Work out how many lines hold the string "JSON". The answer is a single number, nothing more.

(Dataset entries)
-*-*-

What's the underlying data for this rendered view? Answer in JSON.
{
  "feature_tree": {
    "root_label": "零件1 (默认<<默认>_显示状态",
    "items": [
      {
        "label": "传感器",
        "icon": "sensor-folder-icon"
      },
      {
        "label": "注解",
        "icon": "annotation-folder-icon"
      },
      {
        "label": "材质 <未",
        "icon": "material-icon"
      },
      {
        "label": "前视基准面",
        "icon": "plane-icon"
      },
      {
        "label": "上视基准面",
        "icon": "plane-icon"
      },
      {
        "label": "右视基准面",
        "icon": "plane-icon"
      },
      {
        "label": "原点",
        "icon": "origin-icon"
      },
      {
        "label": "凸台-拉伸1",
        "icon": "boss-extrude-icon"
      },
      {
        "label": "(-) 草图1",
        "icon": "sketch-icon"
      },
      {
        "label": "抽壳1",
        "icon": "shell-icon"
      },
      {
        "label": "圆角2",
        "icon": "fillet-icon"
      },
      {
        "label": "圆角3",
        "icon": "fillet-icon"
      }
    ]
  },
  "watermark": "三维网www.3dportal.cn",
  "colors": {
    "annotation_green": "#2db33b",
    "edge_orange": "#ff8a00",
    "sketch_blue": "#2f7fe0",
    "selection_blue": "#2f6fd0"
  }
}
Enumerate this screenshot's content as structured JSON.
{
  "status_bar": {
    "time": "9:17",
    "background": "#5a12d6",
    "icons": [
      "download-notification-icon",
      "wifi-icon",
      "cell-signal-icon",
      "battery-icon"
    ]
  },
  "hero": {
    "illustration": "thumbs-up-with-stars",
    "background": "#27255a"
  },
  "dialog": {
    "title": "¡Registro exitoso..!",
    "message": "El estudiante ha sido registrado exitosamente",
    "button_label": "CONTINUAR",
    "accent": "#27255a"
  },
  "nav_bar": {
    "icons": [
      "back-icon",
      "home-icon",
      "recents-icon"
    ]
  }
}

-*-*-

**Complete response**
2